### Task instructions
Repeat the listing that follows, character for character, minus the pictures.
============================================================
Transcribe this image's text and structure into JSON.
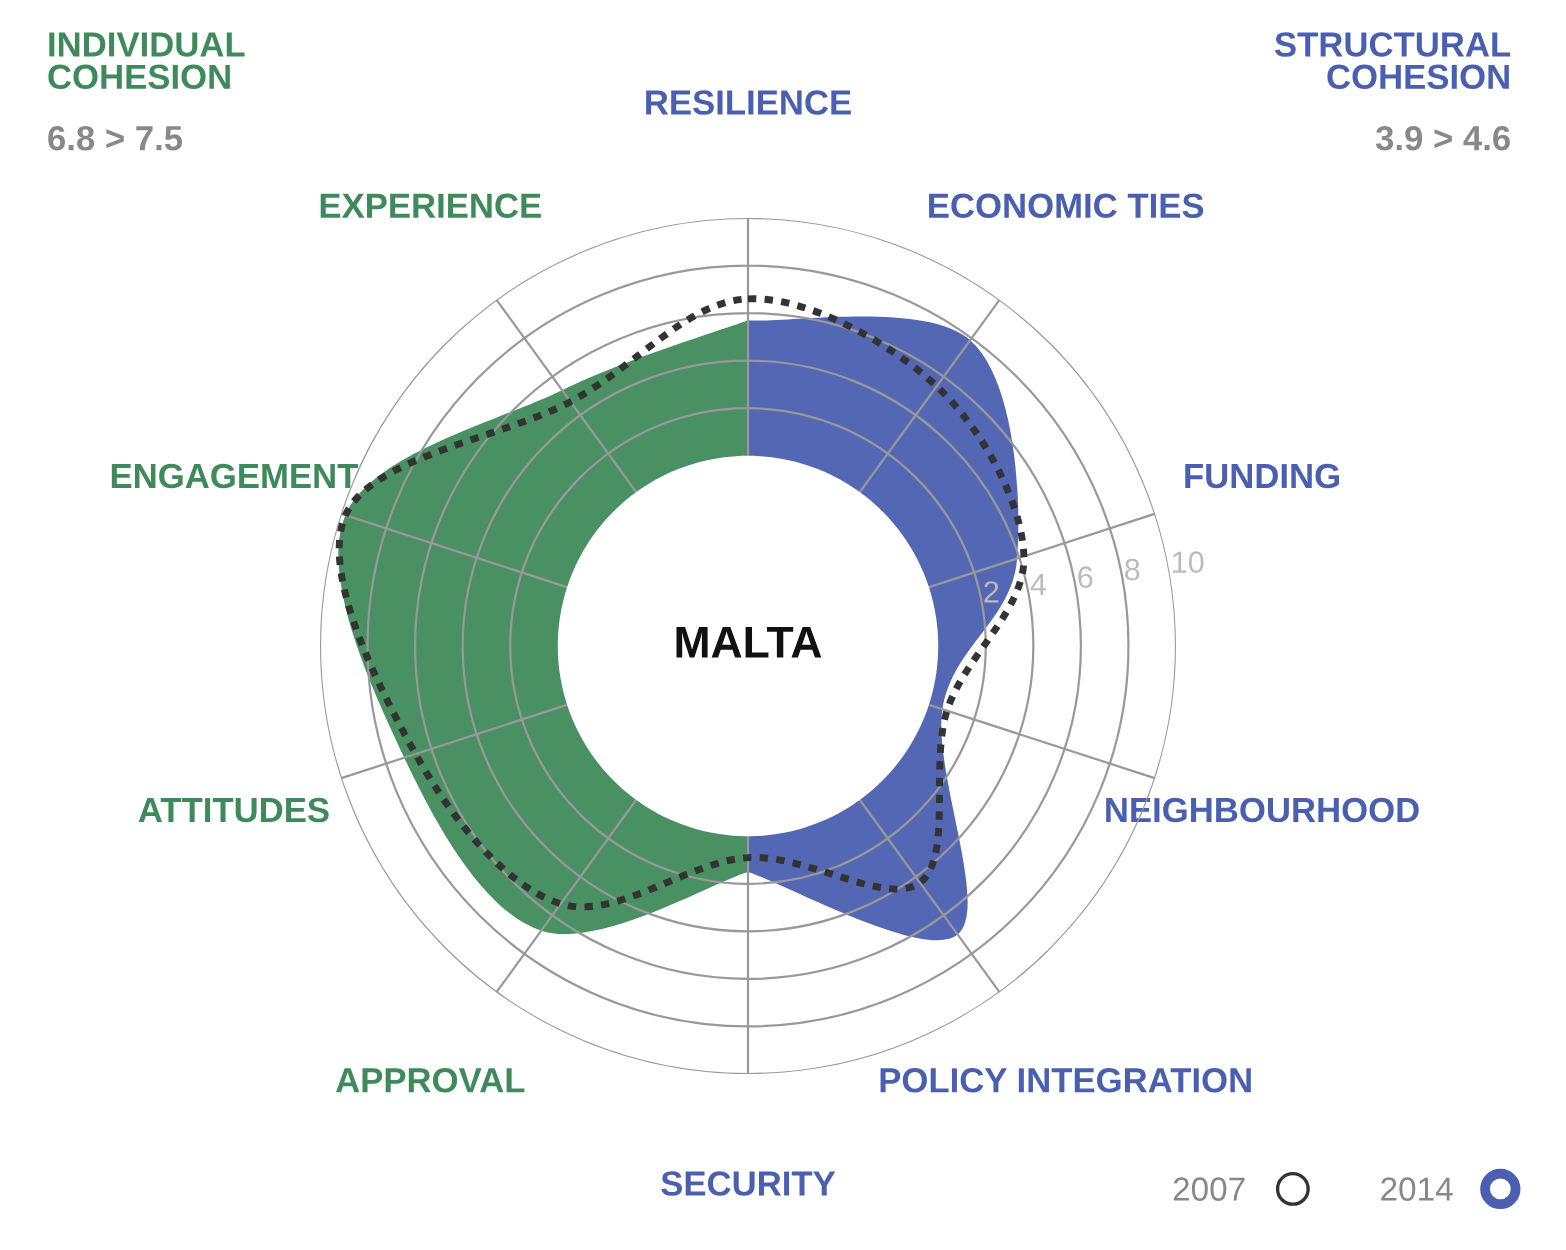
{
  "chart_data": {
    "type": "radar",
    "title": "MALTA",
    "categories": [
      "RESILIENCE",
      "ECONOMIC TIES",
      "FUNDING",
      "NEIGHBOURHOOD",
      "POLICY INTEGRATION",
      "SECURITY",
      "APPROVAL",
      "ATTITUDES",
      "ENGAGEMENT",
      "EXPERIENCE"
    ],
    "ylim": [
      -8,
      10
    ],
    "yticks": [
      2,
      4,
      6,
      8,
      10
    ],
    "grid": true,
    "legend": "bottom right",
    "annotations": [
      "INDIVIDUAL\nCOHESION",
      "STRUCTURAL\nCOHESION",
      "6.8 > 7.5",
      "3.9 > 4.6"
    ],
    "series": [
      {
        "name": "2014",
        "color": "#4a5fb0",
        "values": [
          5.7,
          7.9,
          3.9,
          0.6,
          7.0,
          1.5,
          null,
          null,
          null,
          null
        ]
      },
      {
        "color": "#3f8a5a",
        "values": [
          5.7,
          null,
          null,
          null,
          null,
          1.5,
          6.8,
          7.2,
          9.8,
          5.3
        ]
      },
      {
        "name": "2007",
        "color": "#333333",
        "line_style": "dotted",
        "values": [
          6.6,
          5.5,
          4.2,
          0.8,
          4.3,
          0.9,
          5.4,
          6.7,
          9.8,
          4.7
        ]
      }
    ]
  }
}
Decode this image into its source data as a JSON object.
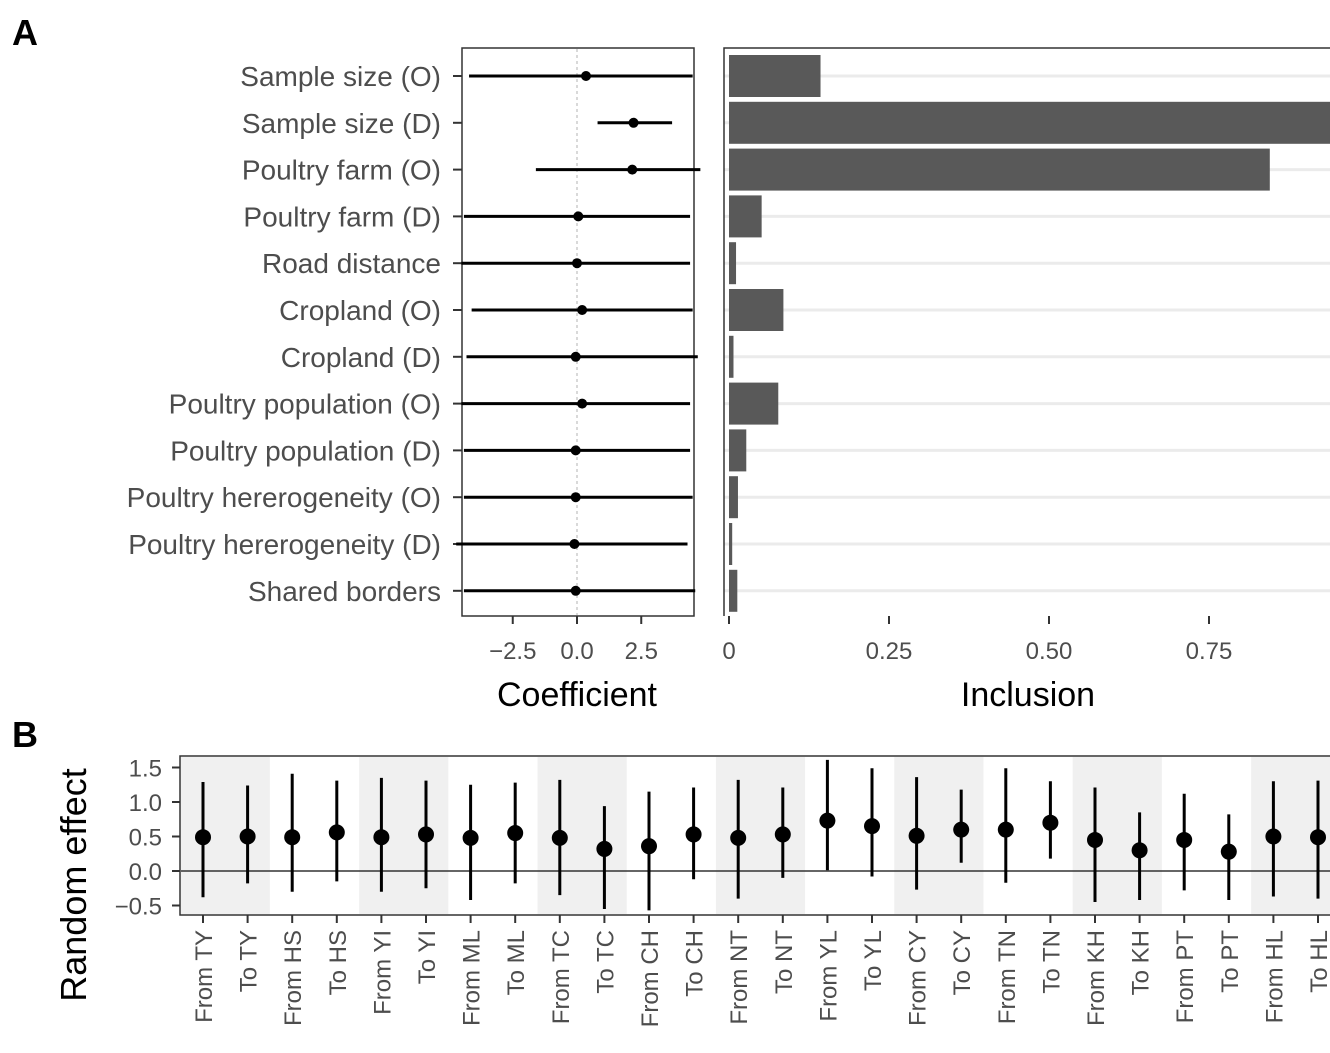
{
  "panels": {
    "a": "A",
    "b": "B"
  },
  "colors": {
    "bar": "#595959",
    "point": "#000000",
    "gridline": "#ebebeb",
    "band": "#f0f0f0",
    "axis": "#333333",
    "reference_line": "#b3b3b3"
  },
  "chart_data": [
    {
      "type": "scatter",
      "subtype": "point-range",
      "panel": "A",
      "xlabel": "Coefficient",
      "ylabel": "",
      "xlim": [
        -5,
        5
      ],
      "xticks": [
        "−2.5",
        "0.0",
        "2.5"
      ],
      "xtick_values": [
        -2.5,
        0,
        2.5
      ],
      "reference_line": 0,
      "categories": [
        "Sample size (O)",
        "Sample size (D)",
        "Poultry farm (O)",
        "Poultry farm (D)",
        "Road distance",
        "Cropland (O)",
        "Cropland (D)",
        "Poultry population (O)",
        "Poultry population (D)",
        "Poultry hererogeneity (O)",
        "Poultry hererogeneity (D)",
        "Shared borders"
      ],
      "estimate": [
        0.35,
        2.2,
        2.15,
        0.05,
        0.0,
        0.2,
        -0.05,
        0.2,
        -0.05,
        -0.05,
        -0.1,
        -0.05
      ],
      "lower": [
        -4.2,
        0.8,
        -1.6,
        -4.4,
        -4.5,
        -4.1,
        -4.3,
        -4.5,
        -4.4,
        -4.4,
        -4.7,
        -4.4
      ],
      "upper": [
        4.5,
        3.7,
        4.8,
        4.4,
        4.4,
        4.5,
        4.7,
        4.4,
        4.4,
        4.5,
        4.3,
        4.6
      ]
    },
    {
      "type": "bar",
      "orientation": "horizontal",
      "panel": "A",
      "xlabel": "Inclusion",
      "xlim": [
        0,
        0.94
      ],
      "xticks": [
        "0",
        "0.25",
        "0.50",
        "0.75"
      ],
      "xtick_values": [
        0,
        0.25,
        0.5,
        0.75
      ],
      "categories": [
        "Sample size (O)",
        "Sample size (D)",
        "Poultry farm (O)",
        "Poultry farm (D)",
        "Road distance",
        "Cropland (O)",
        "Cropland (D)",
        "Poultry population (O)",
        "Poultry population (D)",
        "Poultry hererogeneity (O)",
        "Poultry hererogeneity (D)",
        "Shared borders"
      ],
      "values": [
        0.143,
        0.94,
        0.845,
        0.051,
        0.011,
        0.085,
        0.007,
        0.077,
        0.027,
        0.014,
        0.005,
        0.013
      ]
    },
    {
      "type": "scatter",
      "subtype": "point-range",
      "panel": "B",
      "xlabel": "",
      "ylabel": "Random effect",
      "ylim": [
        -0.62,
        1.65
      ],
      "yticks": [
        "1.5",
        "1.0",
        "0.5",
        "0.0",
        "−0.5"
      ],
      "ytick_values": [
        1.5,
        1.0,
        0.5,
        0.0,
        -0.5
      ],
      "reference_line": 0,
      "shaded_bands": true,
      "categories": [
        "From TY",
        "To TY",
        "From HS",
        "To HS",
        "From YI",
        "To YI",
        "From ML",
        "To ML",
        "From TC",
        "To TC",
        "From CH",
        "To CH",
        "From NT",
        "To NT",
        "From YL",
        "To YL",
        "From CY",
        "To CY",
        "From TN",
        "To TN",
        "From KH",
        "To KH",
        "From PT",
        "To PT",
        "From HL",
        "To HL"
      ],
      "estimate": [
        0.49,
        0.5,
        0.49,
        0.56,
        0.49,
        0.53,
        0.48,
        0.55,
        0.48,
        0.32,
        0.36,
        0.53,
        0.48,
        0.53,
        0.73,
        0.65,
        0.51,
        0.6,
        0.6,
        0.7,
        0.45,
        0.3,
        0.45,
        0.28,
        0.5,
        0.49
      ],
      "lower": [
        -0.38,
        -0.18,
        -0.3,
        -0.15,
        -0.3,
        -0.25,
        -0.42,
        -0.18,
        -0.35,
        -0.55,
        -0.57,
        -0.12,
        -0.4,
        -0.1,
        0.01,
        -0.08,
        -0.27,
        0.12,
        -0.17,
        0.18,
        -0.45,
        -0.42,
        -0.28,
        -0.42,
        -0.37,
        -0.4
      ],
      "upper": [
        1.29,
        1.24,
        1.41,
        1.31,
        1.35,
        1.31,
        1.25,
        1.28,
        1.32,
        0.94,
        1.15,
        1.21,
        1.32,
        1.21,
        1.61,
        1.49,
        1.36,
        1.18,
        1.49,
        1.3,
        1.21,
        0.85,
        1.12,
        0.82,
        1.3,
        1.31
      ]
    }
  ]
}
============================================================
### Full output
Transcribe this image's text and structure into JSON.
{
  "chart_data": {
    "type": "radar",
    "title": "MALTA",
    "categories": [
      "RESILIENCE",
      "ECONOMIC TIES",
      "FUNDING",
      "NEIGHBOURHOOD",
      "POLICY INTEGRATION",
      "SECURITY",
      "APPROVAL",
      "ATTITUDES",
      "ENGAGEMENT",
      "EXPERIENCE"
    ],
    "ylim": [
      -8,
      10
    ],
    "yticks": [
      2,
      4,
      6,
      8,
      10
    ],
    "grid": true,
    "legend": "bottom right",
    "annotations": [
      "INDIVIDUAL\nCOHESION",
      "STRUCTURAL\nCOHESION",
      "6.8 > 7.5",
      "3.9 > 4.6"
    ],
    "series": [
      {
        "name": "2014",
        "color": "#4a5fb0",
        "values": [
          5.7,
          7.9,
          3.9,
          0.6,
          7.0,
          1.5,
          null,
          null,
          null,
          null
        ]
      },
      {
        "color": "#3f8a5a",
        "values": [
          5.7,
          null,
          null,
          null,
          null,
          1.5,
          6.8,
          7.2,
          9.8,
          5.3
        ]
      },
      {
        "name": "2007",
        "color": "#333333",
        "line_style": "dotted",
        "values": [
          6.6,
          5.5,
          4.2,
          0.8,
          4.3,
          0.9,
          5.4,
          6.7,
          9.8,
          4.7
        ]
      }
    ]
  }
}
Decode this image into its source data as a JSON object.
{
  "panels": {
    "a": "A",
    "b": "B"
  },
  "colors": {
    "bar": "#595959",
    "point": "#000000",
    "gridline": "#ebebeb",
    "band": "#f0f0f0",
    "axis": "#333333",
    "reference_line": "#b3b3b3"
  },
  "chart_data": [
    {
      "type": "scatter",
      "subtype": "point-range",
      "panel": "A",
      "xlabel": "Coefficient",
      "ylabel": "",
      "xlim": [
        -5,
        5
      ],
      "xticks": [
        "−2.5",
        "0.0",
        "2.5"
      ],
      "xtick_values": [
        -2.5,
        0,
        2.5
      ],
      "reference_line": 0,
      "categories": [
        "Sample size (O)",
        "Sample size (D)",
        "Poultry farm (O)",
        "Poultry farm (D)",
        "Road distance",
        "Cropland (O)",
        "Cropland (D)",
        "Poultry population (O)",
        "Poultry population (D)",
        "Poultry hererogeneity (O)",
        "Poultry hererogeneity (D)",
        "Shared borders"
      ],
      "estimate": [
        0.35,
        2.2,
        2.15,
        0.05,
        0.0,
        0.2,
        -0.05,
        0.2,
        -0.05,
        -0.05,
        -0.1,
        -0.05
      ],
      "lower": [
        -4.2,
        0.8,
        -1.6,
        -4.4,
        -4.5,
        -4.1,
        -4.3,
        -4.5,
        -4.4,
        -4.4,
        -4.7,
        -4.4
      ],
      "upper": [
        4.5,
        3.7,
        4.8,
        4.4,
        4.4,
        4.5,
        4.7,
        4.4,
        4.4,
        4.5,
        4.3,
        4.6
      ]
    },
    {
      "type": "bar",
      "orientation": "horizontal",
      "panel": "A",
      "xlabel": "Inclusion",
      "xlim": [
        0,
        0.94
      ],
      "xticks": [
        "0",
        "0.25",
        "0.50",
        "0.75"
      ],
      "xtick_values": [
        0,
        0.25,
        0.5,
        0.75
      ],
      "categories": [
        "Sample size (O)",
        "Sample size (D)",
        "Poultry farm (O)",
        "Poultry farm (D)",
        "Road distance",
        "Cropland (O)",
        "Cropland (D)",
        "Poultry population (O)",
        "Poultry population (D)",
        "Poultry hererogeneity (O)",
        "Poultry hererogeneity (D)",
        "Shared borders"
      ],
      "values": [
        0.143,
        0.94,
        0.845,
        0.051,
        0.011,
        0.085,
        0.007,
        0.077,
        0.027,
        0.014,
        0.005,
        0.013
      ]
    },
    {
      "type": "scatter",
      "subtype": "point-range",
      "panel": "B",
      "xlabel": "",
      "ylabel": "Random effect",
      "ylim": [
        -0.62,
        1.65
      ],
      "yticks": [
        "1.5",
        "1.0",
        "0.5",
        "0.0",
        "−0.5"
      ],
      "ytick_values": [
        1.5,
        1.0,
        0.5,
        0.0,
        -0.5
      ],
      "reference_line": 0,
      "shaded_bands": true,
      "categories": [
        "From TY",
        "To TY",
        "From HS",
        "To HS",
        "From YI",
        "To YI",
        "From ML",
        "To ML",
        "From TC",
        "To TC",
        "From CH",
        "To CH",
        "From NT",
        "To NT",
        "From YL",
        "To YL",
        "From CY",
        "To CY",
        "From TN",
        "To TN",
        "From KH",
        "To KH",
        "From PT",
        "To PT",
        "From HL",
        "To HL"
      ],
      "estimate": [
        0.49,
        0.5,
        0.49,
        0.56,
        0.49,
        0.53,
        0.48,
        0.55,
        0.48,
        0.32,
        0.36,
        0.53,
        0.48,
        0.53,
        0.73,
        0.65,
        0.51,
        0.6,
        0.6,
        0.7,
        0.45,
        0.3,
        0.45,
        0.28,
        0.5,
        0.49
      ],
      "lower": [
        -0.38,
        -0.18,
        -0.3,
        -0.15,
        -0.3,
        -0.25,
        -0.42,
        -0.18,
        -0.35,
        -0.55,
        -0.57,
        -0.12,
        -0.4,
        -0.1,
        0.01,
        -0.08,
        -0.27,
        0.12,
        -0.17,
        0.18,
        -0.45,
        -0.42,
        -0.28,
        -0.42,
        -0.37,
        -0.4
      ],
      "upper": [
        1.29,
        1.24,
        1.41,
        1.31,
        1.35,
        1.31,
        1.25,
        1.28,
        1.32,
        0.94,
        1.15,
        1.21,
        1.32,
        1.21,
        1.61,
        1.49,
        1.36,
        1.18,
        1.49,
        1.3,
        1.21,
        0.85,
        1.12,
        0.82,
        1.3,
        1.31
      ]
    }
  ]
}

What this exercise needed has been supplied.